Records from a data collection:
● ● ● ● ●
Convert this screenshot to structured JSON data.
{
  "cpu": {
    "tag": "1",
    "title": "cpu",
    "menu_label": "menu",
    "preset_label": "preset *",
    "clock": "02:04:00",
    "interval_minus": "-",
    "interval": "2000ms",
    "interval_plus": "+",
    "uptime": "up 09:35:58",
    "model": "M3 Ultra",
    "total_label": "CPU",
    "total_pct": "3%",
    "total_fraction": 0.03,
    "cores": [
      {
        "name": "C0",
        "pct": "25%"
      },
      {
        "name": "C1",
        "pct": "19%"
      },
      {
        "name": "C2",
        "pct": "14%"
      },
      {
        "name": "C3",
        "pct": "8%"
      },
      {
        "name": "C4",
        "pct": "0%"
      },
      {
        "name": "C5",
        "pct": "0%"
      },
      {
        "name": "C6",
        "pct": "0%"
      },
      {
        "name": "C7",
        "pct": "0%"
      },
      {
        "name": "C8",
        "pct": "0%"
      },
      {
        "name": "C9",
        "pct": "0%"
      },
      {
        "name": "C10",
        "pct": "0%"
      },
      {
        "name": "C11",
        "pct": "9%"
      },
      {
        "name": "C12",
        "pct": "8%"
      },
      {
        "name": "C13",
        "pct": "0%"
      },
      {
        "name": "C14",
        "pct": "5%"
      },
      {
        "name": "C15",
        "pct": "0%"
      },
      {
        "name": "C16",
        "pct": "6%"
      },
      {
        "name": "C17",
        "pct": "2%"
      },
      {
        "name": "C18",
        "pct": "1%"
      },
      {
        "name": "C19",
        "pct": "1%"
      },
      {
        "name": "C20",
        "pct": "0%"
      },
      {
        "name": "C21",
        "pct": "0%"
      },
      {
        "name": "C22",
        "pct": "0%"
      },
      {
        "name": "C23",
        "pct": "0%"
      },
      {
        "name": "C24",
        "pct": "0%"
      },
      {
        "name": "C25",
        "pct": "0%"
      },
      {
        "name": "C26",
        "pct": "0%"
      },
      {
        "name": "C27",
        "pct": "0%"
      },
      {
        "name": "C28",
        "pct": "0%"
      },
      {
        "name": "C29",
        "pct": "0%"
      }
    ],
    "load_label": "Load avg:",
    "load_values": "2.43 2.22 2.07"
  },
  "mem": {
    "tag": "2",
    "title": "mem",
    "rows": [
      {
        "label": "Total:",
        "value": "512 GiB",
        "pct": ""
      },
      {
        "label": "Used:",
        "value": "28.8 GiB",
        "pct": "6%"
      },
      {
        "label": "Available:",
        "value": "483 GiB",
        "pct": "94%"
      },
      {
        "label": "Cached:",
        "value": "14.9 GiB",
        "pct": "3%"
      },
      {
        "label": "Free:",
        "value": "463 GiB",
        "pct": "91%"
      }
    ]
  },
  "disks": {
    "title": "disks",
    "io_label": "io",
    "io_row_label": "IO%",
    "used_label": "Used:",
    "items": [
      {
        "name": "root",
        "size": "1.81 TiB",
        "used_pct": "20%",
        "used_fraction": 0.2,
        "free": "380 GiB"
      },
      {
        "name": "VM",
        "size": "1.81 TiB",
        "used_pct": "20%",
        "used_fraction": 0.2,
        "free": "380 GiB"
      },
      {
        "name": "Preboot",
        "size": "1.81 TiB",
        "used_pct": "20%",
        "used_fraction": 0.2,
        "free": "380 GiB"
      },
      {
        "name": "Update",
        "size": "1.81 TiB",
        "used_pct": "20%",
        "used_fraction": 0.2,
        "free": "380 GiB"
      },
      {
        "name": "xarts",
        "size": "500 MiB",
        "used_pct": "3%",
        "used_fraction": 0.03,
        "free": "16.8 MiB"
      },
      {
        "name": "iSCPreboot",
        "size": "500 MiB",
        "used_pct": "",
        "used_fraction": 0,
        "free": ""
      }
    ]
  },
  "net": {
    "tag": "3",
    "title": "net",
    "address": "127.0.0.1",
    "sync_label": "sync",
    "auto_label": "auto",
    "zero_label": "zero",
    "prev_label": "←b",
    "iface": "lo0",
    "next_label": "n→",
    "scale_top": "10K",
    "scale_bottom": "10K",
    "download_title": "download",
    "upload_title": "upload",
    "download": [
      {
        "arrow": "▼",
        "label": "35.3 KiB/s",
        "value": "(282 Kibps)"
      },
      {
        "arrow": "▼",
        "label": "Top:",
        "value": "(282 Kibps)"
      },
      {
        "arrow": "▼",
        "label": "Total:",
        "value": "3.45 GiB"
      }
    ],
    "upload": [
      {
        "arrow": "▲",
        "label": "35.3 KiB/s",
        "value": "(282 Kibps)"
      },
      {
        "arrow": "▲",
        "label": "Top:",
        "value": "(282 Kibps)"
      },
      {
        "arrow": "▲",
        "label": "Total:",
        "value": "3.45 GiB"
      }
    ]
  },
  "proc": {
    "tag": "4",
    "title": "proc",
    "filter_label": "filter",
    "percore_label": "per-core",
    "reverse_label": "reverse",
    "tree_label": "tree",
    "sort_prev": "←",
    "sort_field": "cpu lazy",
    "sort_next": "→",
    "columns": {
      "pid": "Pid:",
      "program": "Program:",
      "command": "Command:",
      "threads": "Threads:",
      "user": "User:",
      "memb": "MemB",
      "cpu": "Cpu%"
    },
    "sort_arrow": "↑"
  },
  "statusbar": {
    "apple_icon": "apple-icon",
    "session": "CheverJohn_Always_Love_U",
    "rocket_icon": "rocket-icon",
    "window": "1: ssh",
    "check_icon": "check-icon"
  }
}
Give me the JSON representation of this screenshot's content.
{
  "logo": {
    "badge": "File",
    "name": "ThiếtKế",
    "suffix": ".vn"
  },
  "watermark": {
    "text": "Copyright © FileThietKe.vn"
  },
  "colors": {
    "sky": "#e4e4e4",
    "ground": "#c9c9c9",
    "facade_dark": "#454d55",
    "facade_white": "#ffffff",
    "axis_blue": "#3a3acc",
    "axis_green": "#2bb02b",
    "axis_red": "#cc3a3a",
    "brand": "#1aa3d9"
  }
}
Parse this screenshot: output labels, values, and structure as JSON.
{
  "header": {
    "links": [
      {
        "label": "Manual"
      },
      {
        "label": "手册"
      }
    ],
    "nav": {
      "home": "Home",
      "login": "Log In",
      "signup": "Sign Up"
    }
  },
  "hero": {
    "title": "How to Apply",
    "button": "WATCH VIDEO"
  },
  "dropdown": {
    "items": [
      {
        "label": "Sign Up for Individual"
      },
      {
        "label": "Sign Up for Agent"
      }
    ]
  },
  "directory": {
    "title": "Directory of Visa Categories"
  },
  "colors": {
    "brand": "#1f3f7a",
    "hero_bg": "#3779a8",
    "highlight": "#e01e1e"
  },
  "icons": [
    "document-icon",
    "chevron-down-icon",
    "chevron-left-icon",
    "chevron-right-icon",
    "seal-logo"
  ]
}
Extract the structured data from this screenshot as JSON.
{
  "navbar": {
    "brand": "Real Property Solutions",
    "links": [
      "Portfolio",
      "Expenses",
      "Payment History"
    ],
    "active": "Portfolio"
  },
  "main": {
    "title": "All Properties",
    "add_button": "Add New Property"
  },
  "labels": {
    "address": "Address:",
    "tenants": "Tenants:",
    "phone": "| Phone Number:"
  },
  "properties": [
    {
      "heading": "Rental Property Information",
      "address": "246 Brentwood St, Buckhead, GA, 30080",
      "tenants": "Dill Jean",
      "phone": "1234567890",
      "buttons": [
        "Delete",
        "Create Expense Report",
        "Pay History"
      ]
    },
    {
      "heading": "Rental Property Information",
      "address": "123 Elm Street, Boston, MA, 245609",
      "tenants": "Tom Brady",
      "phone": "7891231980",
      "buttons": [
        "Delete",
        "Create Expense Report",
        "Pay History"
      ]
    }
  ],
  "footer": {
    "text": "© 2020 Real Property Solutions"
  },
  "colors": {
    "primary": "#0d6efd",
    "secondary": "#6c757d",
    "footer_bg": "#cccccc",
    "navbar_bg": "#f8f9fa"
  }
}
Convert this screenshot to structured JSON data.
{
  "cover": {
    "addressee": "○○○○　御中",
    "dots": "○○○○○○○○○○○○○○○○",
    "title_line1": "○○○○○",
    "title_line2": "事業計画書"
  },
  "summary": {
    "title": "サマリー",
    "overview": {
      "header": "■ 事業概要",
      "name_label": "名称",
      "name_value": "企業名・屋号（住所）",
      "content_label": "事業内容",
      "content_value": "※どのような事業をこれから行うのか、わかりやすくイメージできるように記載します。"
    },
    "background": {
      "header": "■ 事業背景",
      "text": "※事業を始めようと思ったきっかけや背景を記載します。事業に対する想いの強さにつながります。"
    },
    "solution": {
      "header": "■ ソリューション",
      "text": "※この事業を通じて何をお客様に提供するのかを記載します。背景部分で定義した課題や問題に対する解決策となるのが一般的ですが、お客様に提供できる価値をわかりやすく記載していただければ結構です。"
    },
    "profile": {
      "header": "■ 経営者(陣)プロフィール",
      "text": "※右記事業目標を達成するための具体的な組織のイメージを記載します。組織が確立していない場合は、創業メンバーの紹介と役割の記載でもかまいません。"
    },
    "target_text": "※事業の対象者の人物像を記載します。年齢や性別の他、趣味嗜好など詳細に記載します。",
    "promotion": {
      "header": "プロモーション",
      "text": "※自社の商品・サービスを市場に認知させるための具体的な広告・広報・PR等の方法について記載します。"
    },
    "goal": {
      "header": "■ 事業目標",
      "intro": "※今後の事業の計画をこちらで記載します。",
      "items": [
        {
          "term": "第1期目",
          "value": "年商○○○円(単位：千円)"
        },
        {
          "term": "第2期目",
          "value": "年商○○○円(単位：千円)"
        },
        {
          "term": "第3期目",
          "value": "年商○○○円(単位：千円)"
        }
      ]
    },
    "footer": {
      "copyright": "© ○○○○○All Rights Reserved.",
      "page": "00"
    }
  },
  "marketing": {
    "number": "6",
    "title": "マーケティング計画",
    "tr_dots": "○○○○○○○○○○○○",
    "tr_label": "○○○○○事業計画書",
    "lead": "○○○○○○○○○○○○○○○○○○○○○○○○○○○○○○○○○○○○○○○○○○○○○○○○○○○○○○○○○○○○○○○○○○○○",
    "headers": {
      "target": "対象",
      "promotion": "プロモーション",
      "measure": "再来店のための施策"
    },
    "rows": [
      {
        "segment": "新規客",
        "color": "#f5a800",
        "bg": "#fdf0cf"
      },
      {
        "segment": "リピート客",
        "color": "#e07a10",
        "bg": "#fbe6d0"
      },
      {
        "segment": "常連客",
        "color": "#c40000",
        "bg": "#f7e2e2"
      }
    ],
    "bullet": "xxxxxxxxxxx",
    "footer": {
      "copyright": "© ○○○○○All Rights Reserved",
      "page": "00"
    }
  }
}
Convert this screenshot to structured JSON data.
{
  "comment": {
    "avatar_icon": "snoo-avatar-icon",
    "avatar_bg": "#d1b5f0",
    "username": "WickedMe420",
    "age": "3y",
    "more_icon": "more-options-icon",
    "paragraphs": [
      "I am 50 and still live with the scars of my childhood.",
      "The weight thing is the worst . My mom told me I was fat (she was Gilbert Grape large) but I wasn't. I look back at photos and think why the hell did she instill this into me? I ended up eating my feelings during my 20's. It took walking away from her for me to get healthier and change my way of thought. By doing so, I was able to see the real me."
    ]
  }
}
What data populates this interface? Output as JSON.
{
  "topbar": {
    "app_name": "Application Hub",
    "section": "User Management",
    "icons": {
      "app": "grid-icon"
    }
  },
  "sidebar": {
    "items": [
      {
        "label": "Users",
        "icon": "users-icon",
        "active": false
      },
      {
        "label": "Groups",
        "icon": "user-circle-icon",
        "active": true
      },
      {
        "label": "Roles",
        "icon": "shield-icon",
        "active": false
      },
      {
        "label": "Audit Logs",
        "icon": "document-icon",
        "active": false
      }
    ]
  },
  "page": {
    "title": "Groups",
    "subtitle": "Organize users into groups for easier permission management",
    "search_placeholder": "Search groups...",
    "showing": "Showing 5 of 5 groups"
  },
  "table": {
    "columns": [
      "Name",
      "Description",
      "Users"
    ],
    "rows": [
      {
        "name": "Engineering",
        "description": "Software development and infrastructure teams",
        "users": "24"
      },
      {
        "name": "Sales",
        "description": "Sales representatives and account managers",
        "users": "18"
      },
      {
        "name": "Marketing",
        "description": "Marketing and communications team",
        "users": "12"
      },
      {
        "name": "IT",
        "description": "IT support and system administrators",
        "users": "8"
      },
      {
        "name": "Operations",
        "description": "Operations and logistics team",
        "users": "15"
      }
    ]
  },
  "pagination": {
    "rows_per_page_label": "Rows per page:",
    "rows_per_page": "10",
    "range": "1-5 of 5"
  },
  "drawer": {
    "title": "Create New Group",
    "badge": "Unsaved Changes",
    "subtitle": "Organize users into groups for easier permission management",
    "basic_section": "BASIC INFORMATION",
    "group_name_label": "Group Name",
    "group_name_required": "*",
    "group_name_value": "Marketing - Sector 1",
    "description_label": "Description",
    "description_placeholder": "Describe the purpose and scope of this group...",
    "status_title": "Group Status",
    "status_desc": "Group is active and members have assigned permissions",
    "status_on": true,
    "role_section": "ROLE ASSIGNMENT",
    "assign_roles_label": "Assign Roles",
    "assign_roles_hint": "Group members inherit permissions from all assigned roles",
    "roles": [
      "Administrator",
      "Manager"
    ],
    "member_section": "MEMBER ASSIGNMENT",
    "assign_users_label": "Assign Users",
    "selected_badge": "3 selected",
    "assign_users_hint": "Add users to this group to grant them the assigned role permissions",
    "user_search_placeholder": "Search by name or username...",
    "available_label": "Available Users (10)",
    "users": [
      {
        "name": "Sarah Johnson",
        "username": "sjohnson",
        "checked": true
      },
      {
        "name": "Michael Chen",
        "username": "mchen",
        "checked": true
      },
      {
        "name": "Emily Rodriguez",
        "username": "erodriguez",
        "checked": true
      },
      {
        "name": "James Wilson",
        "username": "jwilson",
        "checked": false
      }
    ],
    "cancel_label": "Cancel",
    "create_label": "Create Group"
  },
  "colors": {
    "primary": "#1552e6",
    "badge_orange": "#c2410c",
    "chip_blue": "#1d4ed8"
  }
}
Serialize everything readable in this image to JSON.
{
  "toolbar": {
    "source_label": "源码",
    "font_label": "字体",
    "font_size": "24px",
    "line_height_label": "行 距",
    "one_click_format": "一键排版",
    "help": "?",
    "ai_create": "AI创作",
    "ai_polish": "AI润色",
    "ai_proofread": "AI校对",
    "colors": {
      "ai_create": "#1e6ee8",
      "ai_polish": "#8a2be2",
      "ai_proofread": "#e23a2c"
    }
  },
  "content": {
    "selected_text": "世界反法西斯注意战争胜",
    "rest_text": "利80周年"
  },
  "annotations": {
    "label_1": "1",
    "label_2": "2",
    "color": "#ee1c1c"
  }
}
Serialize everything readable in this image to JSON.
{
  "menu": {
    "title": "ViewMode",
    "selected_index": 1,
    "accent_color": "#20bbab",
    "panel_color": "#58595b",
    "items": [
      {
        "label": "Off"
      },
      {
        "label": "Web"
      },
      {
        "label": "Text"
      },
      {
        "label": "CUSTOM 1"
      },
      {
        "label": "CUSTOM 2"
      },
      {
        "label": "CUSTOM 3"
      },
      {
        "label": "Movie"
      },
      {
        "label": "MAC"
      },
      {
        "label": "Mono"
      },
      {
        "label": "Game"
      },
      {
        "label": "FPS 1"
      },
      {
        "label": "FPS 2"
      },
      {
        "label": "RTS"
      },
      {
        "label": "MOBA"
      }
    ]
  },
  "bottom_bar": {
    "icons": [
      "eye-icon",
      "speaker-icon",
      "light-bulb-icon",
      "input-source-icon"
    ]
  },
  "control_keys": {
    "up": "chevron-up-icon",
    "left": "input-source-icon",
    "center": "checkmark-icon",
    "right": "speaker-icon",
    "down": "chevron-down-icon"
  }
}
● ● ● ● ●
> Required task
Show the lines of the data that hold the word "permissions".

> Answer to this problem
    "status_desc": "Group is active and members have assigned permissions",
    "assign_roles_hint": "Group members inherit permissions from all assigned roles",
    "assign_users_hint": "Add users to this group to grant them the assigned role permissions",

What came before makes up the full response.